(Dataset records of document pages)
.....
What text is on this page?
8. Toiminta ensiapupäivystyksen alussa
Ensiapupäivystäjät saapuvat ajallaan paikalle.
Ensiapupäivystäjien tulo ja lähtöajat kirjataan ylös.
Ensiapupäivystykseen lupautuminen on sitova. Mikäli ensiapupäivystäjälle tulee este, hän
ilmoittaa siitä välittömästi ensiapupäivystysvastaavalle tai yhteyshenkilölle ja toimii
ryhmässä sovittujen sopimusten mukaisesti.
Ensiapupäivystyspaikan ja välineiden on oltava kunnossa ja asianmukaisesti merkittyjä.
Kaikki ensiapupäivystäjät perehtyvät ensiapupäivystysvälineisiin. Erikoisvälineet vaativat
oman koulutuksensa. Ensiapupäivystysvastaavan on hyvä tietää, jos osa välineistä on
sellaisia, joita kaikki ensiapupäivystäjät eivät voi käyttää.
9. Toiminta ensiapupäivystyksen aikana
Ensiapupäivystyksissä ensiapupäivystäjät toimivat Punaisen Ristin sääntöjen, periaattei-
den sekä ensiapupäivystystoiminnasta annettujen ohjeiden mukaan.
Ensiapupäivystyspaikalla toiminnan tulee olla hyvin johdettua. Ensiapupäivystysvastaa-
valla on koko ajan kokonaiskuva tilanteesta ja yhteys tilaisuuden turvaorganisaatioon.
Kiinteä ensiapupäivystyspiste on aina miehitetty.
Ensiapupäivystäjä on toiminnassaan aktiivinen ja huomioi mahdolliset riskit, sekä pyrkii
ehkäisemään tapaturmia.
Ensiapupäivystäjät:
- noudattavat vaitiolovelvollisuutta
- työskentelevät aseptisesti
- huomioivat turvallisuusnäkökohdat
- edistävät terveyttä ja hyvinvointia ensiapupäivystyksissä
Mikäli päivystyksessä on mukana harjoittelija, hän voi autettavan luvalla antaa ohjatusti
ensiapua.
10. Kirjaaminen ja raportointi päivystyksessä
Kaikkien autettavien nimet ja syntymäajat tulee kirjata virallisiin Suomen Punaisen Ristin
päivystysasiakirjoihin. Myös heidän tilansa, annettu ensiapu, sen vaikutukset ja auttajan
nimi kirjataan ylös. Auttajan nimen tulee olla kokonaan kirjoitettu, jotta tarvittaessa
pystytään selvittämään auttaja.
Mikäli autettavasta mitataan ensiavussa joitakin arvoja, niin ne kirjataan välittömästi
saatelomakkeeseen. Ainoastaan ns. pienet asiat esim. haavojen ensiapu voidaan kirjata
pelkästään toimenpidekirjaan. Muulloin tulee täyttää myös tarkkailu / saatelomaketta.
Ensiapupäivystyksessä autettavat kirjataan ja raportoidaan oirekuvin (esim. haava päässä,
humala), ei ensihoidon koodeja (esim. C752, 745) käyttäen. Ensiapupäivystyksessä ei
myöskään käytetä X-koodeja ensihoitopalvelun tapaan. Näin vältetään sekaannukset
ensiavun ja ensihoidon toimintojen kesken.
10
.....
#### EXERCISE PROMPT
The lines to show are those in the data above that include "ensiapupäivystyksen".

#### RESULT
8. Toiminta ensiapupäivystyksen alussa
9. Toiminta ensiapupäivystyksen aikana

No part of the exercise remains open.